Exercise brief: Reproduce the listing verbatim.

Records for the exercise:
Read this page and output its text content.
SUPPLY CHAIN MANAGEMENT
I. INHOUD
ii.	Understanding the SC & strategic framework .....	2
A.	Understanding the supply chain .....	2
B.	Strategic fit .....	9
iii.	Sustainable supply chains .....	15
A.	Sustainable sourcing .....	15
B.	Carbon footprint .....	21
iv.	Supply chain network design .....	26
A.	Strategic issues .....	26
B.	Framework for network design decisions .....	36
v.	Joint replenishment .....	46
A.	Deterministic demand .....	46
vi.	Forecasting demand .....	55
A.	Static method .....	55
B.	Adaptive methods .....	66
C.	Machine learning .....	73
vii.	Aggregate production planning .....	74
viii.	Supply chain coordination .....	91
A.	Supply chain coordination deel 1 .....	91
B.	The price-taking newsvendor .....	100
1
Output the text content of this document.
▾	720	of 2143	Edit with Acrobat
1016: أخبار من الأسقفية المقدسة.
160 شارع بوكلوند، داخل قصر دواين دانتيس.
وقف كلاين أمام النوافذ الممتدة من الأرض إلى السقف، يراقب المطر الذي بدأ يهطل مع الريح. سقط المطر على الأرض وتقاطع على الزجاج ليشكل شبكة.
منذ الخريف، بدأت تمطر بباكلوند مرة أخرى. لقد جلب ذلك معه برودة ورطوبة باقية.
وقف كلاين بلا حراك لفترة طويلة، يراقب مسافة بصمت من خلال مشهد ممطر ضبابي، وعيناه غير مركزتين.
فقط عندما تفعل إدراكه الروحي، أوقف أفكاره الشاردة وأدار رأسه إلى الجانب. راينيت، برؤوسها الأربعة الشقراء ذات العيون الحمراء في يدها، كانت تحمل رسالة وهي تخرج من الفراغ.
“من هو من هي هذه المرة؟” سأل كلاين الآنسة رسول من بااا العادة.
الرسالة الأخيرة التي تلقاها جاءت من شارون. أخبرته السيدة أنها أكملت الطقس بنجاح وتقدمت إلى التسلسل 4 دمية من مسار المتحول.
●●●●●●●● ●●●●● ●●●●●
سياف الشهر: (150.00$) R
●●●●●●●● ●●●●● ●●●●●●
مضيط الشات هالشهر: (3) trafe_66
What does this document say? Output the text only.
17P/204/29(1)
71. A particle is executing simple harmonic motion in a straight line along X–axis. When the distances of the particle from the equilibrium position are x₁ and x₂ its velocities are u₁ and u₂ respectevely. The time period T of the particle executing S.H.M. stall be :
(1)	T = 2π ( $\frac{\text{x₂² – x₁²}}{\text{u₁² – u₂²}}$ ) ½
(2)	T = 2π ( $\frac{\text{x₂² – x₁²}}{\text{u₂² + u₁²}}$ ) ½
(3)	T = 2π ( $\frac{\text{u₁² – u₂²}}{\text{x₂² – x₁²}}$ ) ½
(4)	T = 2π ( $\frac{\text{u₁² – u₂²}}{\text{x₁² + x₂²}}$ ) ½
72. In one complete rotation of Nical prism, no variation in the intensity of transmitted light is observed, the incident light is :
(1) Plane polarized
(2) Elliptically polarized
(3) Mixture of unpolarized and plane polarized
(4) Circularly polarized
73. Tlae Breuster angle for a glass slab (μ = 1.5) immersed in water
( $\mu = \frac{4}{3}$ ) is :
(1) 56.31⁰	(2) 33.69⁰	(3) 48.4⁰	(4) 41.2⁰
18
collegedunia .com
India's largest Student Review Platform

Response:
Read this page and output its text content.
SUPPLY CHAIN MANAGEMENT
I. INHOUD
ii.	Understanding the SC & strategic framework .....	2
A.	Understanding the supply chain .....	2
B.	Strategic fit .....	9
iii.	Sustainable supply chains .....	15
A.	Sustainable sourcing .....	15
B.	Carbon footprint .....	21
iv.	Supply chain network design .....	26
A.	Strategic issues .....	26
B.	Framework for network design decisions .....	36
v.	Joint replenishment .....	46
A.	Deterministic demand .....	46
vi.	Forecasting demand .....	55
A.	Static method .....	55
B.	Adaptive methods .....	66
C.	Machine learning .....	73
vii.	Aggregate production planning .....	74
viii.	Supply chain coordination .....	91
A.	Supply chain coordination deel 1 .....	91
B.	The price-taking newsvendor .....	100
1
Output the text content of this document.
▾	720	of 2143	Edit with Acrobat
1016: أخبار من الأسقفية المقدسة.
160 شارع بوكلوند، داخل قصر دواين دانتيس.
وقف كلاين أمام النوافذ الممتدة من الأرض إلى السقف، يراقب المطر الذي بدأ يهطل مع الريح. سقط المطر على الأرض وتقاطع على الزجاج ليشكل شبكة.
منذ الخريف، بدأت تمطر بباكلوند مرة أخرى. لقد جلب ذلك معه برودة ورطوبة باقية.
وقف كلاين بلا حراك لفترة طويلة، يراقب مسافة بصمت من خلال مشهد ممطر ضبابي، وعيناه غير مركزتين.
فقط عندما تفعل إدراكه الروحي، أوقف أفكاره الشاردة وأدار رأسه إلى الجانب. راينيت، برؤوسها الأربعة الشقراء ذات العيون الحمراء في يدها، كانت تحمل رسالة وهي تخرج من الفراغ.
“من هو من هي هذه المرة؟” سأل كلاين الآنسة رسول من بااا العادة.
الرسالة الأخيرة التي تلقاها جاءت من شارون. أخبرته السيدة أنها أكملت الطقس بنجاح وتقدمت إلى التسلسل 4 دمية من مسار المتحول.
●●●●●●●● ●●●●● ●●●●●
سياف الشهر: (150.00$) R
●●●●●●●● ●●●●● ●●●●●●
مضيط الشات هالشهر: (3) trafe_66
What does this document say? Output the text only.
17P/204/29(1)
71. A particle is executing simple harmonic motion in a straight line along X–axis. When the distances of the particle from the equilibrium position are x₁ and x₂ its velocities are u₁ and u₂ respectevely. The time period T of the particle executing S.H.M. stall be :
(1)	T = 2π ( $\frac{\text{x₂² – x₁²}}{\text{u₁² – u₂²}}$ ) ½
(2)	T = 2π ( $\frac{\text{x₂² – x₁²}}{\text{u₂² + u₁²}}$ ) ½
(3)	T = 2π ( $\frac{\text{u₁² – u₂²}}{\text{x₂² – x₁²}}$ ) ½
(4)	T = 2π ( $\frac{\text{u₁² – u₂²}}{\text{x₁² + x₂²}}$ ) ½
72. In one complete rotation of Nical prism, no variation in the intensity of transmitted light is observed, the incident light is :
(1) Plane polarized
(2) Elliptically polarized
(3) Mixture of unpolarized and plane polarized
(4) Circularly polarized
73. Tlae Breuster angle for a glass slab (μ = 1.5) immersed in water
( $\mu = \frac{4}{3}$ ) is :
(1) 56.31⁰	(2) 33.69⁰	(3) 48.4⁰	(4) 41.2⁰
18
collegedunia .com
India's largest Student Review Platform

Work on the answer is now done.